## Begin SUPPLIED TEXT
I'm trying to run the "Cats" Wikidata query locally against a 2016 Wikidata dump (.ttl format):
PREFIX bd: <http://www.bigdata.com/rdf#>
PREFIX wd: <http://www.wikidata.org/entity/>
PREFIX wdt: <http://www.wikidata.org/prop/direct/>
SELECT ?item
WHERE
{
?item wdt:P31 wd:Q146.
}
To do this, I'm running sparql --data wikidata-20160201-all-BETA.ttl --query cats.rq
in the terminal.
I got an R5 3600X CPU and 16GB of RAM and the query just stays running for minutes on end, using 70% of the CPU and roughly 4GB of RAM. The query on Wikidata - which currently has several times more data compared to 2016 - runs in under 2 seconds while still fetching labels using SERVICE
, which I am not.
I'm using Apache Jena to run SPARQL queries and I've been testing mostly on Windows 10. The queries return correct results instantly for small files, such as the ones from Learning SPARQL, so Apache Jena seems to be configured and working fine. I'm however a complete novice in knowledge bases/Wikidata/SPARQL etc., so maybe I'm messing something up.
Edit: I got this error message after ~20 minutes:
Exception in thread "main" java.lang.OutOfMemoryError: GC overhead limit exceeded
.
## End SUPPLIED TEXT
## Begin DATA RECORDS
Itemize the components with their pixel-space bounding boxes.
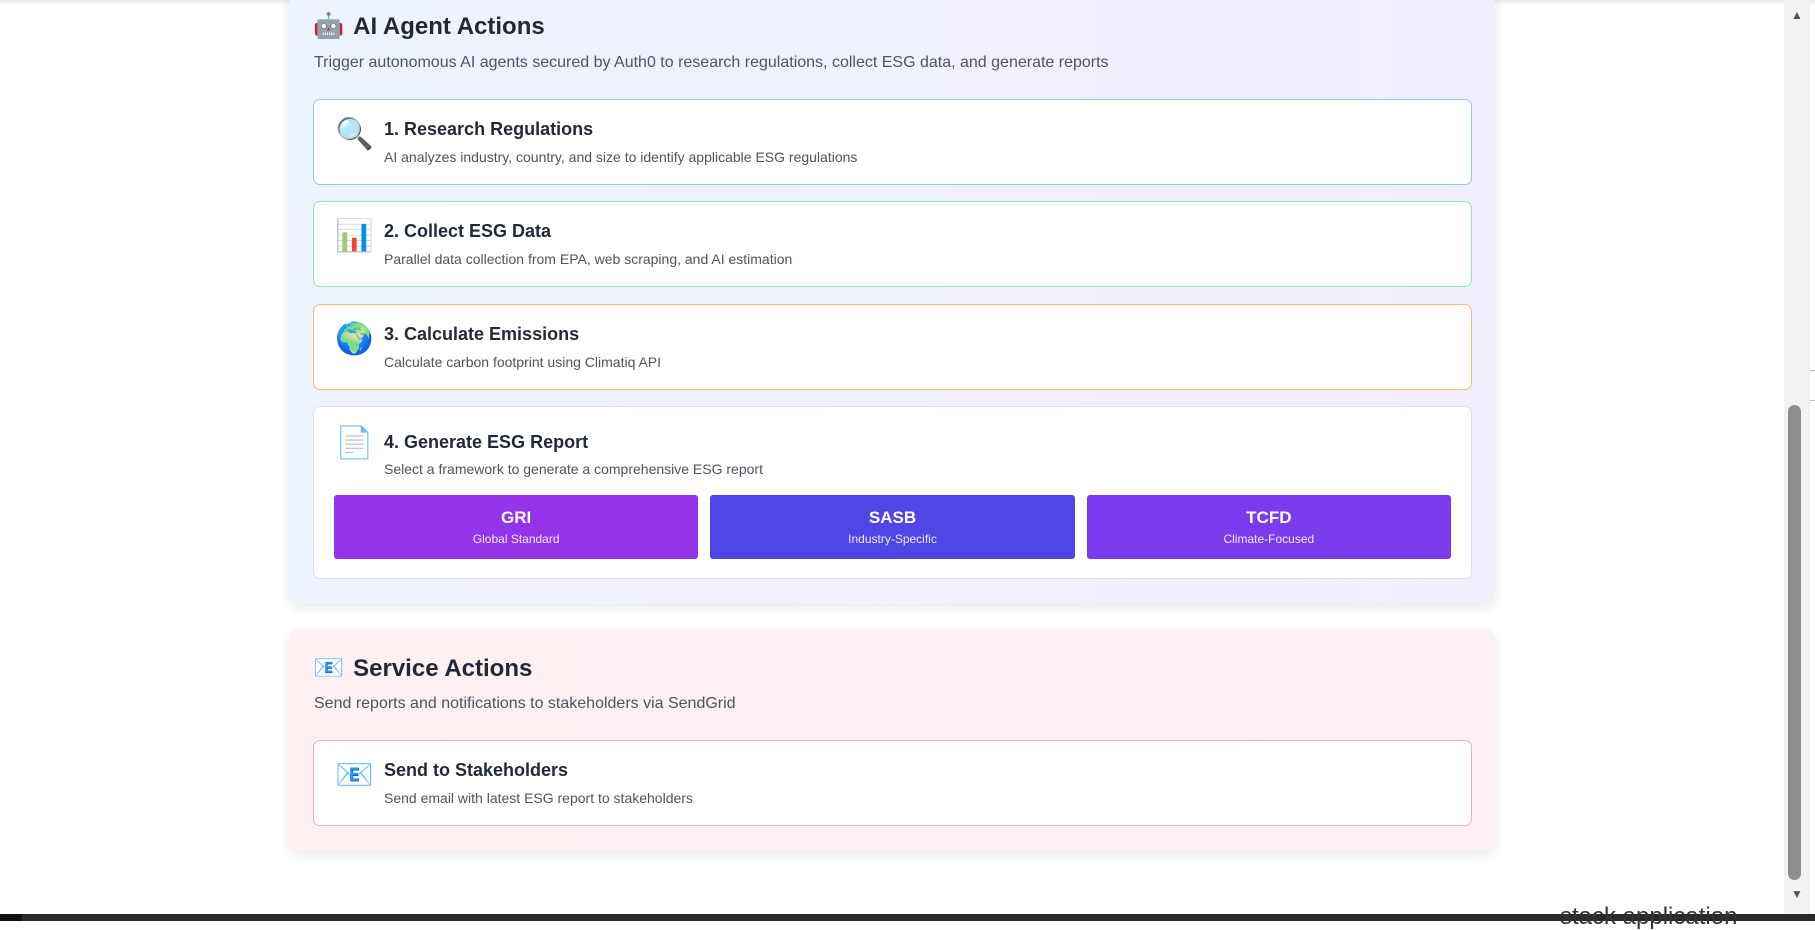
framework-subtitle: Climate-Focused — [1223, 532, 1315, 546]
robot-icon: 🤖 — [313, 12, 345, 40]
service-section-title: Service Actions — [353, 654, 533, 682]
service-section-description: Send reports and notifications to stakeh… — [314, 695, 736, 712]
research-regulations-card[interactable]: 🔍 1. Research Regulations AI analyzes in… — [313, 99, 1472, 185]
sasb-button[interactable]: SASB Industry-Specific — [710, 495, 1075, 559]
card-description: Calculate carbon footprint using Climati… — [384, 354, 662, 370]
framework-name: SASB — [868, 508, 917, 527]
ai-section-description: Trigger autonomous AI agents secured by … — [314, 54, 1109, 71]
framework-name: GRI — [501, 508, 532, 527]
card-title: 1. Research Regulations — [384, 119, 594, 139]
scroll-thumb[interactable] — [1788, 405, 1801, 880]
ai-agent-actions-section: 🤖 AI Agent Actions Trigger autonomous AI… — [289, 0, 1495, 604]
bottom-left-edge — [0, 914, 22, 921]
framework-name: TCFD — [1246, 508, 1292, 527]
service-actions-section: 📧 Service Actions Send reports and notif… — [289, 629, 1495, 851]
globe-icon: 🌍 — [335, 321, 374, 356]
card-description: Select a framework to generate a compreh… — [384, 461, 763, 477]
collect-esg-data-card[interactable]: 📊 2. Collect ESG Data Parallel data coll… — [313, 201, 1472, 287]
scroll-down-arrow-icon[interactable]: ▼ — [1784, 885, 1810, 903]
gri-button[interactable]: GRI Global Standard — [334, 495, 699, 559]
card-title: 3. Calculate Emissions — [384, 324, 580, 344]
background-window-text: stack application — [1560, 903, 1738, 930]
send-to-stakeholders-card[interactable]: 📧 Send to Stakeholders Send email with l… — [313, 740, 1472, 826]
bar-chart-icon: 📊 — [335, 218, 374, 253]
card-title: 2. Collect ESG Data — [384, 221, 552, 241]
card-description: Send email with latest ESG report to sta… — [384, 790, 693, 806]
ai-section-title: AI Agent Actions — [353, 12, 545, 40]
framework-subtitle: Industry-Specific — [848, 532, 937, 546]
service-section-heading: 📧 Service Actions — [313, 654, 532, 683]
card-description: AI analyzes industry, country, and size … — [384, 149, 858, 165]
calculate-emissions-card[interactable]: 🌍 3. Calculate Emissions Calculate carbo… — [313, 304, 1472, 390]
card-title: 4. Generate ESG Report — [384, 432, 589, 452]
card-description: Parallel data collection from EPA, web s… — [384, 251, 793, 267]
ai-section-heading: 🤖 AI Agent Actions — [313, 12, 545, 41]
document-icon: 📄 — [335, 425, 374, 460]
framework-buttons: GRI Global Standard SASB Industry-Specif… — [334, 495, 1451, 559]
email-icon: 📧 — [313, 654, 345, 682]
tcfd-button[interactable]: TCFD Climate-Focused — [1086, 495, 1451, 559]
email-icon: 📧 — [335, 757, 374, 792]
card-title: Send to Stakeholders — [384, 760, 569, 780]
framework-subtitle: Global Standard — [472, 532, 560, 546]
vertical-scrollbar[interactable]: ▲ ▼ — [1784, 0, 1810, 914]
scroll-up-arrow-icon[interactable]: ▲ — [1784, 6, 1810, 24]
bottom-window-edge — [0, 914, 1815, 921]
generate-esg-report-card: 📄 4. Generate ESG Report Select a framew… — [313, 406, 1472, 579]
magnifier-icon: 🔍 — [335, 116, 374, 151]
## End DATA RECORDS
EXERCISE 1
Summarize the forum post in two sentences.
EXERCISE 2
From the listing, extract the lines between the one containing "framework-subtitle: Climate-Focused —" and the one containing "gri-button[interactable]: GRI Global", inclusive.
The forum post and the listing are independent of each other.

CORRECT RESULT 1
Using Apache Jena, the poster runs the Wikidata "Cats" query locally against a 2016 Wikidata dump in .ttl format, but it keeps running for minutes at about 70% CPU and roughly 4GB of RAM, whereas on Wikidata it completes in under 2 seconds. Jena appears to be working, since small files return correct results instantly, yet after about 20 minutes the local run failed with a java.lang.OutOfMemoryError reporting that the GC overhead limit was exceeded.

CORRECT RESULT 2
framework-subtitle: Climate-Focused — [1223, 532, 1315, 546]
robot-icon: 🤖 — [313, 12, 345, 40]
service-section-title: Service Actions — [353, 654, 533, 682]
service-section-description: Send reports and notifications to stakeh… — [314, 695, 736, 712]
research-regulations-card[interactable]: 🔍 1. Research Regulations AI analyzes in… — [313, 99, 1472, 185]
sasb-button[interactable]: SASB Industry-Specific — [710, 495, 1075, 559]
card-description: Calculate carbon footprint using Climati… — [384, 354, 662, 370]
framework-name: SASB — [868, 508, 917, 527]
ai-section-description: Trigger autonomous AI agents secured by … — [314, 54, 1109, 71]
framework-name: GRI — [501, 508, 532, 527]
card-title: 1. Research Regulations — [384, 119, 594, 139]
scroll-thumb[interactable] — [1788, 405, 1801, 880]
ai-agent-actions-section: 🤖 AI Agent Actions Trigger autonomous AI… — [289, 0, 1495, 604]
bottom-left-edge — [0, 914, 22, 921]
framework-name: TCFD — [1246, 508, 1292, 527]
service-actions-section: 📧 Service Actions Send reports and notif… — [289, 629, 1495, 851]
globe-icon: 🌍 — [335, 321, 374, 356]
card-description: Select a framework to generate a compreh… — [384, 461, 763, 477]
collect-esg-data-card[interactable]: 📊 2. Collect ESG Data Parallel data coll… — [313, 201, 1472, 287]
scroll-down-arrow-icon[interactable]: ▼ — [1784, 885, 1810, 903]
gri-button[interactable]: GRI Global Standard — [334, 495, 699, 559]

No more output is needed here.